*Directions for this task*
A verbatim copy of the records is required, with all pictures left out.

*Material provided*
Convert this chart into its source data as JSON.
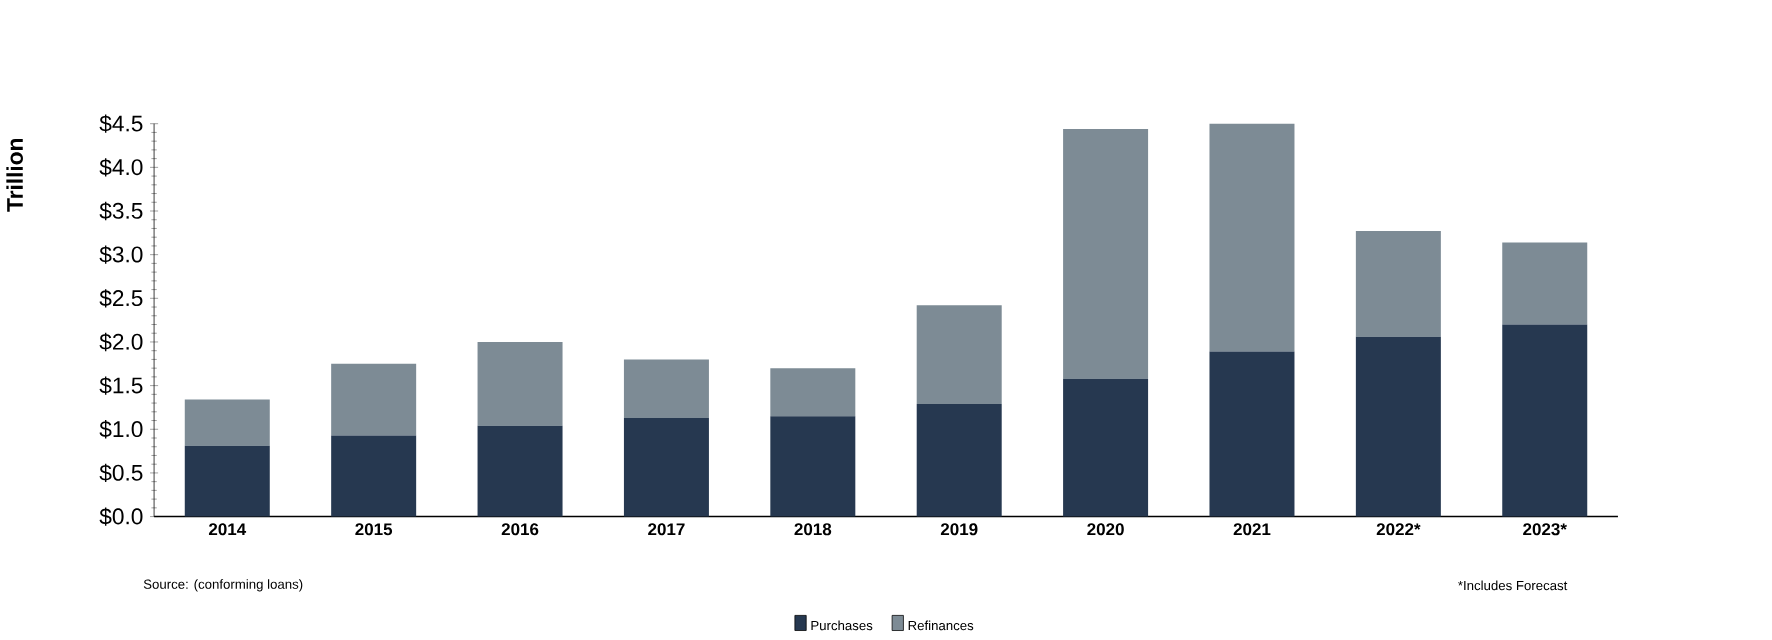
{
  "chart_data": {
    "type": "bar",
    "stacked": true,
    "ylabel": "Trillion",
    "categories": [
      "2014",
      "2015",
      "2016",
      "2017",
      "2018",
      "2019",
      "2020",
      "2021",
      "2022*",
      "2023*"
    ],
    "series": [
      {
        "name": "Purchases",
        "color": "#263850",
        "values": [
          0.81,
          0.93,
          1.04,
          1.13,
          1.15,
          1.29,
          1.58,
          1.89,
          2.06,
          2.2
        ]
      },
      {
        "name": "Refinances",
        "color": "#7d8b95",
        "values": [
          0.53,
          0.82,
          0.96,
          0.67,
          0.55,
          1.13,
          2.86,
          2.61,
          1.21,
          0.94
        ]
      }
    ],
    "ylim": [
      0,
      4.5
    ],
    "yticks": [
      {
        "value": 0,
        "label": "$0.0"
      },
      {
        "value": 0.5,
        "label": "$0.5"
      },
      {
        "value": 1,
        "label": "$1.0"
      },
      {
        "value": 1.5,
        "label": "$1.5"
      },
      {
        "value": 2,
        "label": "$2.0"
      },
      {
        "value": 2.5,
        "label": "$2.5"
      },
      {
        "value": 3,
        "label": "$3.0"
      },
      {
        "value": 3.5,
        "label": "$3.5"
      },
      {
        "value": 4,
        "label": "$4.0"
      },
      {
        "value": 4.5,
        "label": "$4.5"
      }
    ],
    "grid": false,
    "legend": "bottom",
    "annotations": [
      "Source: (conforming loans)",
      "*Includes Forecast"
    ]
  }
}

*Answer to this problem*
Convert this chart into its source data as JSON.
{
  "chart_data": {
    "type": "bar",
    "stacked": true,
    "ylabel": "Trillion",
    "categories": [
      "2014",
      "2015",
      "2016",
      "2017",
      "2018",
      "2019",
      "2020",
      "2021",
      "2022*",
      "2023*"
    ],
    "series": [
      {
        "name": "Purchases",
        "color": "#263850",
        "values": [
          0.81,
          0.93,
          1.04,
          1.13,
          1.15,
          1.29,
          1.58,
          1.89,
          2.06,
          2.2
        ]
      },
      {
        "name": "Refinances",
        "color": "#7d8b95",
        "values": [
          0.53,
          0.82,
          0.96,
          0.67,
          0.55,
          1.13,
          2.86,
          2.61,
          1.21,
          0.94
        ]
      }
    ],
    "ylim": [
      0,
      4.5
    ],
    "yticks": [
      {
        "value": 0,
        "label": "$0.0"
      },
      {
        "value": 0.5,
        "label": "$0.5"
      },
      {
        "value": 1,
        "label": "$1.0"
      },
      {
        "value": 1.5,
        "label": "$1.5"
      },
      {
        "value": 2,
        "label": "$2.0"
      },
      {
        "value": 2.5,
        "label": "$2.5"
      },
      {
        "value": 3,
        "label": "$3.0"
      },
      {
        "value": 3.5,
        "label": "$3.5"
      },
      {
        "value": 4,
        "label": "$4.0"
      },
      {
        "value": 4.5,
        "label": "$4.5"
      }
    ],
    "grid": false,
    "legend": "bottom",
    "annotations": [
      "Source: (conforming loans)",
      "*Includes Forecast"
    ]
  }
}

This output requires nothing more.